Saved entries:
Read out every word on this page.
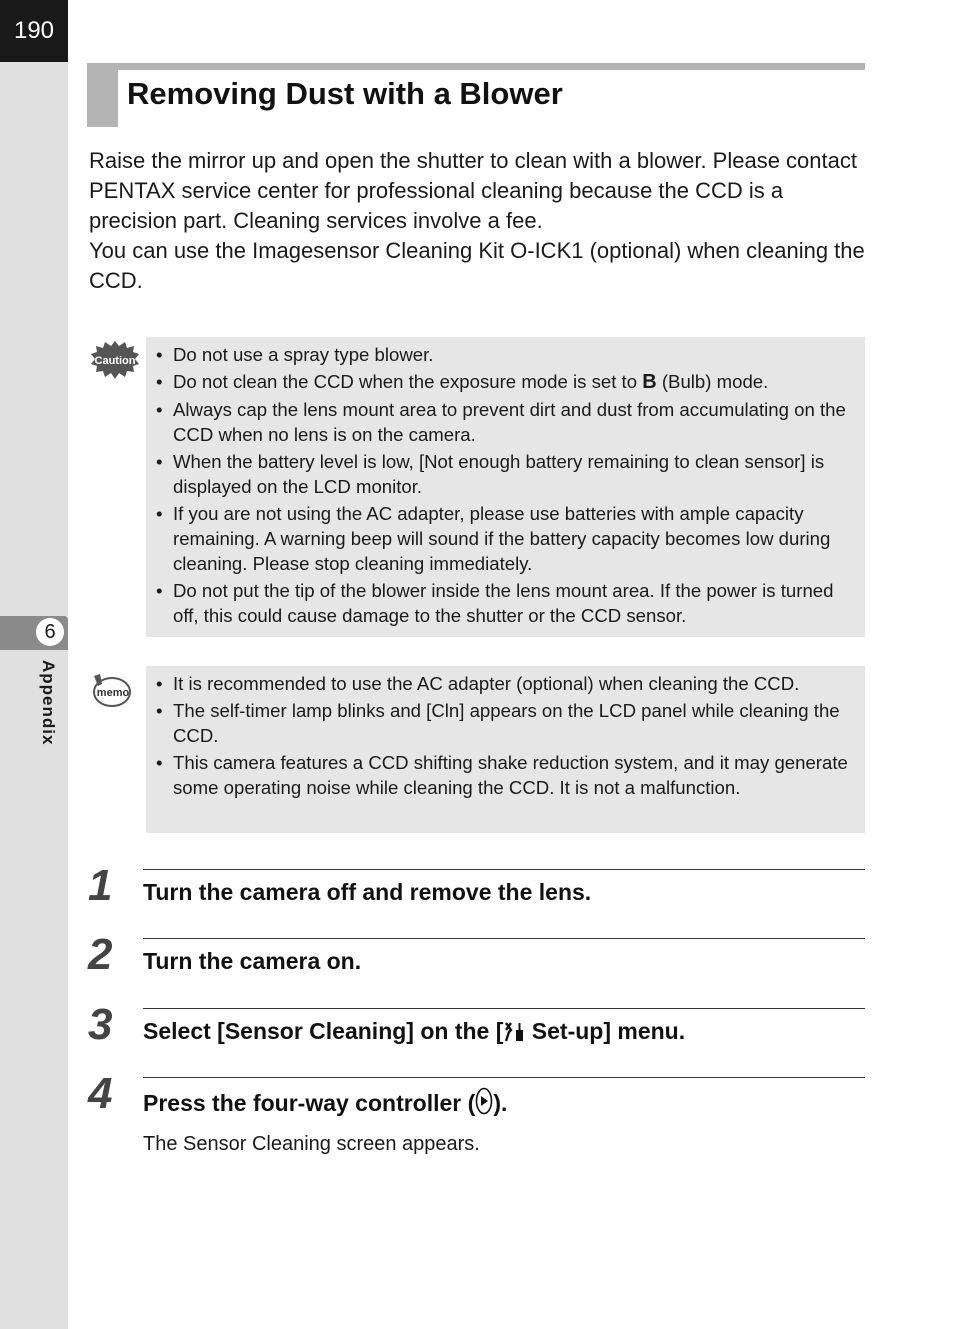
190
6
Appendix
Removing Dust with a Blower

Raise the mirror up and open the shutter to clean with a blower. Please contact PENTAX service center for professional cleaning because the CCD is a precision part. Cleaning services involve a fee.

You can use the Imagesensor Cleaning Kit O-ICK1 (optional) when cleaning the CCD.

Caution	• Do not use a spray type blower.
• Do not clean the CCD when the exposure mode is set to B (Bulb) mode.
• Always cap the lens mount area to prevent dirt and dust from accumulating on the CCD when no lens is on the camera.
• When the battery level is low, [Not enough battery remaining to clean sensor] is displayed on the LCD monitor.
• If you are not using the AC adapter, please use batteries with ample capacity remaining. A warning beep will sound if the battery capacity becomes low during cleaning. Please stop cleaning immediately.
• Do not put the tip of the blower inside the lens mount area. If the power is turned off, this could cause damage to the shutter or the CCD sensor.
memo	• It is recommended to use the AC adapter (optional) when cleaning the CCD.
• The self-timer lamp blinks and [Cln] appears on the LCD panel while cleaning the CCD.
• This camera features a CCD shifting shake reduction system, and it may generate some operating noise while cleaning the CCD. It is not a malfunction.
1	Turn the camera off and remove the lens.
2	Turn the camera on.
3	Select [Sensor Cleaning] on the [ Set-up] menu.
4	Press the four-way controller ( ).
The Sensor Cleaning screen appears.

▶ _Exercise_: Reproduce the entries above word for word. Pictures stay out.

▶ _Solution for this task_:
Read out every word on this page.
190
6
Appendix
Removing Dust with a Blower

Raise the mirror up and open the shutter to clean with a blower. Please contact PENTAX service center for professional cleaning because the CCD is a precision part. Cleaning services involve a fee.

You can use the Imagesensor Cleaning Kit O-ICK1 (optional) when cleaning the CCD.

Caution	• Do not use a spray type blower.
• Do not clean the CCD when the exposure mode is set to B (Bulb) mode.
• Always cap the lens mount area to prevent dirt and dust from accumulating on the CCD when no lens is on the camera.
• When the battery level is low, [Not enough battery remaining to clean sensor] is displayed on the LCD monitor.
• If you are not using the AC adapter, please use batteries with ample capacity remaining. A warning beep will sound if the battery capacity becomes low during cleaning. Please stop cleaning immediately.
• Do not put the tip of the blower inside the lens mount area. If the power is turned off, this could cause damage to the shutter or the CCD sensor.
memo	• It is recommended to use the AC adapter (optional) when cleaning the CCD.
• The self-timer lamp blinks and [Cln] appears on the LCD panel while cleaning the CCD.
• This camera features a CCD shifting shake reduction system, and it may generate some operating noise while cleaning the CCD. It is not a malfunction.
1	Turn the camera off and remove the lens.
2	Turn the camera on.
3	Select [Sensor Cleaning] on the [ Set-up] menu.
4	Press the four-way controller ( ).
The Sensor Cleaning screen appears.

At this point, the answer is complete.